§ **Your instructions**
The entries below should be output exactly as written.

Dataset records

════════════════

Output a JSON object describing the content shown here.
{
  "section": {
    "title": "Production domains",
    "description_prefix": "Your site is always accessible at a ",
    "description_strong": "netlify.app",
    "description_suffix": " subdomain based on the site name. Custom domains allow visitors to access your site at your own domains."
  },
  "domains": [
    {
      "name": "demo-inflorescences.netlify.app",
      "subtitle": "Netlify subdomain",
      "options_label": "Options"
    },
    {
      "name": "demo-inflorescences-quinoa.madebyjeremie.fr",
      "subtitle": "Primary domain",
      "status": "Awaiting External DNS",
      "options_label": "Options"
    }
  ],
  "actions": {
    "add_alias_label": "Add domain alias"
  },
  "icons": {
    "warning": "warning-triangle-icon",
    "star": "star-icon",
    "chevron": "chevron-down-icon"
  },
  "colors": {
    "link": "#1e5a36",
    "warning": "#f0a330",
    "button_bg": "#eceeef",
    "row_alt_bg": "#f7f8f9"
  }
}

════════════════

§ **Solution**
Output a JSON object describing the content shown here.
{
  "section": {
    "title": "Production domains",
    "description_prefix": "Your site is always accessible at a ",
    "description_strong": "netlify.app",
    "description_suffix": " subdomain based on the site name. Custom domains allow visitors to access your site at your own domains."
  },
  "domains": [
    {
      "name": "demo-inflorescences.netlify.app",
      "subtitle": "Netlify subdomain",
      "options_label": "Options"
    },
    {
      "name": "demo-inflorescences-quinoa.madebyjeremie.fr",
      "subtitle": "Primary domain",
      "status": "Awaiting External DNS",
      "options_label": "Options"
    }
  ],
  "actions": {
    "add_alias_label": "Add domain alias"
  },
  "icons": {
    "warning": "warning-triangle-icon",
    "star": "star-icon",
    "chevron": "chevron-down-icon"
  },
  "colors": {
    "link": "#1e5a36",
    "warning": "#f0a330",
    "button_bg": "#eceeef",
    "row_alt_bg": "#f7f8f9"
  }
}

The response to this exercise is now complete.